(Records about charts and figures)
#####

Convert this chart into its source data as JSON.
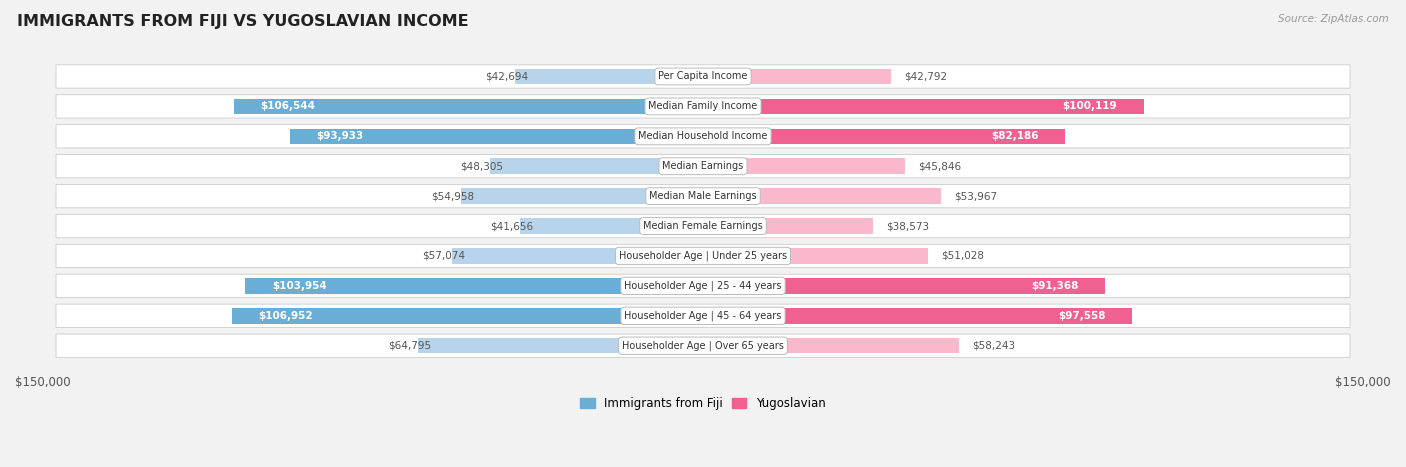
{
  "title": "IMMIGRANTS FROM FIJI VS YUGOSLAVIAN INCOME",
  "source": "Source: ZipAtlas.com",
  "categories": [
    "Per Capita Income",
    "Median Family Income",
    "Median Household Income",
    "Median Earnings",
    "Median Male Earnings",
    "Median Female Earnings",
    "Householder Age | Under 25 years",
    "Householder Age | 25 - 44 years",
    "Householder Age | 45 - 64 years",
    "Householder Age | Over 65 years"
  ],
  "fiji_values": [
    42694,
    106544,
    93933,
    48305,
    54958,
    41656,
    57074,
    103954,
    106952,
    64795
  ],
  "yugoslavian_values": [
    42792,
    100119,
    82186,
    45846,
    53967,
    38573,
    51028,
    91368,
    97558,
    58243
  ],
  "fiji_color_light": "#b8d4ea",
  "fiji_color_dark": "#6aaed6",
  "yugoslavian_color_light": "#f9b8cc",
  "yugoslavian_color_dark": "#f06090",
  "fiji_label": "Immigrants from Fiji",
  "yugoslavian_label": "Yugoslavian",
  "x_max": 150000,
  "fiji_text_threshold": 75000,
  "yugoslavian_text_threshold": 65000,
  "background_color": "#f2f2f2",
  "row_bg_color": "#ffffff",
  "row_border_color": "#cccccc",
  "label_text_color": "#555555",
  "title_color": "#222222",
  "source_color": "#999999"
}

#####

Task requirements:
Omit the pictures and give the material again, exactly and in full.

Final result:
Convert this chart into its source data as JSON.
{
  "title": "IMMIGRANTS FROM FIJI VS YUGOSLAVIAN INCOME",
  "source": "Source: ZipAtlas.com",
  "categories": [
    "Per Capita Income",
    "Median Family Income",
    "Median Household Income",
    "Median Earnings",
    "Median Male Earnings",
    "Median Female Earnings",
    "Householder Age | Under 25 years",
    "Householder Age | 25 - 44 years",
    "Householder Age | 45 - 64 years",
    "Householder Age | Over 65 years"
  ],
  "fiji_values": [
    42694,
    106544,
    93933,
    48305,
    54958,
    41656,
    57074,
    103954,
    106952,
    64795
  ],
  "yugoslavian_values": [
    42792,
    100119,
    82186,
    45846,
    53967,
    38573,
    51028,
    91368,
    97558,
    58243
  ],
  "fiji_color_light": "#b8d4ea",
  "fiji_color_dark": "#6aaed6",
  "yugoslavian_color_light": "#f9b8cc",
  "yugoslavian_color_dark": "#f06090",
  "fiji_label": "Immigrants from Fiji",
  "yugoslavian_label": "Yugoslavian",
  "x_max": 150000,
  "fiji_text_threshold": 75000,
  "yugoslavian_text_threshold": 65000,
  "background_color": "#f2f2f2",
  "row_bg_color": "#ffffff",
  "row_border_color": "#cccccc",
  "label_text_color": "#555555",
  "title_color": "#222222",
  "source_color": "#999999"
}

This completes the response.